- What this task involves
Among the entries, which lines carry the string "progress"? Copy each of them.

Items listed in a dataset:

↓↓↓

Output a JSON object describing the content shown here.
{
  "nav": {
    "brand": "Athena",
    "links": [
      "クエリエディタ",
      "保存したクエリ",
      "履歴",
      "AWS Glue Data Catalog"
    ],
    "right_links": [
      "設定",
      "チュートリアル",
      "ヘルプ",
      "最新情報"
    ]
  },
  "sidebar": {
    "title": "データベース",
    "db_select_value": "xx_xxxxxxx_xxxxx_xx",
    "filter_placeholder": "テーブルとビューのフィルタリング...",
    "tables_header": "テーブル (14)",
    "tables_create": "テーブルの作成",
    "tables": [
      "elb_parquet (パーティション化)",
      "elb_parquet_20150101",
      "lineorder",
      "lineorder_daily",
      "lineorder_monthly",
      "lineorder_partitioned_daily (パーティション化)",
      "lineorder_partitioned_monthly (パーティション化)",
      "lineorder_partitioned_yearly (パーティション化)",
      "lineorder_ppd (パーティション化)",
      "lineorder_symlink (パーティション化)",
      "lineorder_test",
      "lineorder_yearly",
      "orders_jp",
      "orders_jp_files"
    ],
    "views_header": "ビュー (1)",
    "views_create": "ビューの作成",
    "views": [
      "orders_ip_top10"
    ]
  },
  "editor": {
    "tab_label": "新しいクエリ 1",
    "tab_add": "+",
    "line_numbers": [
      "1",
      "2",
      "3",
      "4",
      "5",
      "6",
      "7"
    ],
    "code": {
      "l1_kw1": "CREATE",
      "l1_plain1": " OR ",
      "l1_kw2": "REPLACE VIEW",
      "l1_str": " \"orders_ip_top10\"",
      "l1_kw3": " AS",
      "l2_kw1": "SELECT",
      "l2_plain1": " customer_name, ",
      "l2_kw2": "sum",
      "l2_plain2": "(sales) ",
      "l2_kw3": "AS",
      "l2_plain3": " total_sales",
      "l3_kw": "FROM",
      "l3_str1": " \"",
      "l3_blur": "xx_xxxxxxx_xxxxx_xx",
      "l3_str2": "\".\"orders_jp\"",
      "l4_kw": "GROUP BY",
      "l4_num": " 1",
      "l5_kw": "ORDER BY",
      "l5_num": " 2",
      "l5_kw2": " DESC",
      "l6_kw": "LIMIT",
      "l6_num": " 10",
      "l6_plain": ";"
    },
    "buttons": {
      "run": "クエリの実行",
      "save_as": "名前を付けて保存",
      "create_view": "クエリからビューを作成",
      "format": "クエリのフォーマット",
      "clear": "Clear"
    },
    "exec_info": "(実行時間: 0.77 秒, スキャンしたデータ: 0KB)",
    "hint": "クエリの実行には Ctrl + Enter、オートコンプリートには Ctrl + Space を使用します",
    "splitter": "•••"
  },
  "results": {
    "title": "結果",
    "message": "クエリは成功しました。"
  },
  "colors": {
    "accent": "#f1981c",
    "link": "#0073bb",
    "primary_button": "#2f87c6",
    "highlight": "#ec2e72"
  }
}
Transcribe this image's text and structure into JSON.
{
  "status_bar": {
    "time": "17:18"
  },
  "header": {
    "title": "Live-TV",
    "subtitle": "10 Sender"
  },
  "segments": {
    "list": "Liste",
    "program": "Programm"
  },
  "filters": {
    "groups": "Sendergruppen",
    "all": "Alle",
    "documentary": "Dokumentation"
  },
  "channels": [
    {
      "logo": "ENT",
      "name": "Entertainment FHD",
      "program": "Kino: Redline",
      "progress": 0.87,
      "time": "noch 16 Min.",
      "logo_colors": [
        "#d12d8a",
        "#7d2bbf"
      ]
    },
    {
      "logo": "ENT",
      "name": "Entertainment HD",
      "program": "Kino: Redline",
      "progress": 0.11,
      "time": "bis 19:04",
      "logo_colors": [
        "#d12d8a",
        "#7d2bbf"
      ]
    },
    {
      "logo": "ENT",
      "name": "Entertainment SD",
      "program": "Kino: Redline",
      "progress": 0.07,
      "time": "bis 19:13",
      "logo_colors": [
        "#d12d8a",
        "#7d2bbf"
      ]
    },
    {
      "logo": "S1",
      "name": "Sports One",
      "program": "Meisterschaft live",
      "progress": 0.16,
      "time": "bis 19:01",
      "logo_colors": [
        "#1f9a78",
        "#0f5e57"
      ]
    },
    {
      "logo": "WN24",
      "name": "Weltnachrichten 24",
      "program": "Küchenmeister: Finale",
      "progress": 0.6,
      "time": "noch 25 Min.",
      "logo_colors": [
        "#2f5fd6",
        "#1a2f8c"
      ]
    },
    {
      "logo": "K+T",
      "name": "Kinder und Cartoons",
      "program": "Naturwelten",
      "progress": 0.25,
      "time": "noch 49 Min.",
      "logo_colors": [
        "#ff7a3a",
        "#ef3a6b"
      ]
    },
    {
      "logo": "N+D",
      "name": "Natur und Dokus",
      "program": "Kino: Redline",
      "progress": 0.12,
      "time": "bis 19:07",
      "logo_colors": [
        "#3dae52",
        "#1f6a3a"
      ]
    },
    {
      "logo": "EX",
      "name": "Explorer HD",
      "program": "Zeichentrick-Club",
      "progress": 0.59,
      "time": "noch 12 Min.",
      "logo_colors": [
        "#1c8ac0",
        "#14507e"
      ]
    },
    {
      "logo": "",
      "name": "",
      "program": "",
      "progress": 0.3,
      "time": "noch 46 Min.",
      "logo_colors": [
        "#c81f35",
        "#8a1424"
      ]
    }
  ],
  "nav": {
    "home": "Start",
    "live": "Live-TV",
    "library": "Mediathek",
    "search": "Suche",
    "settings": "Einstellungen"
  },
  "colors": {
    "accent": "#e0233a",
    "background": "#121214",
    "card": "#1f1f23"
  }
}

↑↑↑

- The output
      "progress": 0.87,
      "progress": 0.11,
      "progress": 0.07,
      "progress": 0.16,
      "progress": 0.6,
      "progress": 0.25,
      "progress": 0.12,
      "progress": 0.59,
      "progress": 0.3,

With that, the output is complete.